Exercise instructions —
Work out how many lines of the material contain the string "werden". Respond with the number only.

Information shown —
***

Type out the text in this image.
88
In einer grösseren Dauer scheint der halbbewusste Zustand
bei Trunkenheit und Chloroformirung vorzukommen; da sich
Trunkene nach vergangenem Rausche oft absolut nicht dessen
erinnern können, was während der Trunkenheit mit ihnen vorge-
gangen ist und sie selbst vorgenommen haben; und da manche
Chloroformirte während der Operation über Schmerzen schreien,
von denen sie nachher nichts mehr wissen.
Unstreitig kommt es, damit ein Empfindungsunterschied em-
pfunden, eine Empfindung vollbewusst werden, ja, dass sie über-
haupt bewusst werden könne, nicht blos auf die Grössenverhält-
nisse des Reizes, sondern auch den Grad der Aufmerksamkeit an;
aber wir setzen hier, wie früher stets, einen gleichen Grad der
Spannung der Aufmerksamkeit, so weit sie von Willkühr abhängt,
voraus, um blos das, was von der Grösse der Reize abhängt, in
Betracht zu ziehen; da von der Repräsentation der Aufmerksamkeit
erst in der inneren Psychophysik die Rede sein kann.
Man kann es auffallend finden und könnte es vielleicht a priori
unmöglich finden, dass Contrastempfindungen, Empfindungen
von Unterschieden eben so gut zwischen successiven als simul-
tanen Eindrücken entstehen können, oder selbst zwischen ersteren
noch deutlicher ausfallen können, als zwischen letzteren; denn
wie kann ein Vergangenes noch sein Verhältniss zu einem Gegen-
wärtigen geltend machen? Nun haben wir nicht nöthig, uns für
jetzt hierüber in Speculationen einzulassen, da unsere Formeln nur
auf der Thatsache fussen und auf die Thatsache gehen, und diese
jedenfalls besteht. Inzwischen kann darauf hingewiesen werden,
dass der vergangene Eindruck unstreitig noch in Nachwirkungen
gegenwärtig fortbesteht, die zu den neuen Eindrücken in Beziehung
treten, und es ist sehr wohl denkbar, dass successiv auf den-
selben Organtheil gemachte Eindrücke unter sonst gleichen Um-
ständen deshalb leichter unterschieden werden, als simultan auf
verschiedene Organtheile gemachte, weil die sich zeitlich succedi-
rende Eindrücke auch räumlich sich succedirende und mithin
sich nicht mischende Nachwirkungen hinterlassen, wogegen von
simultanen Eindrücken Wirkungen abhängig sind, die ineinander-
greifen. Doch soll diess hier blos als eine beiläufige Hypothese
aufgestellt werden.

***

Solution below —
5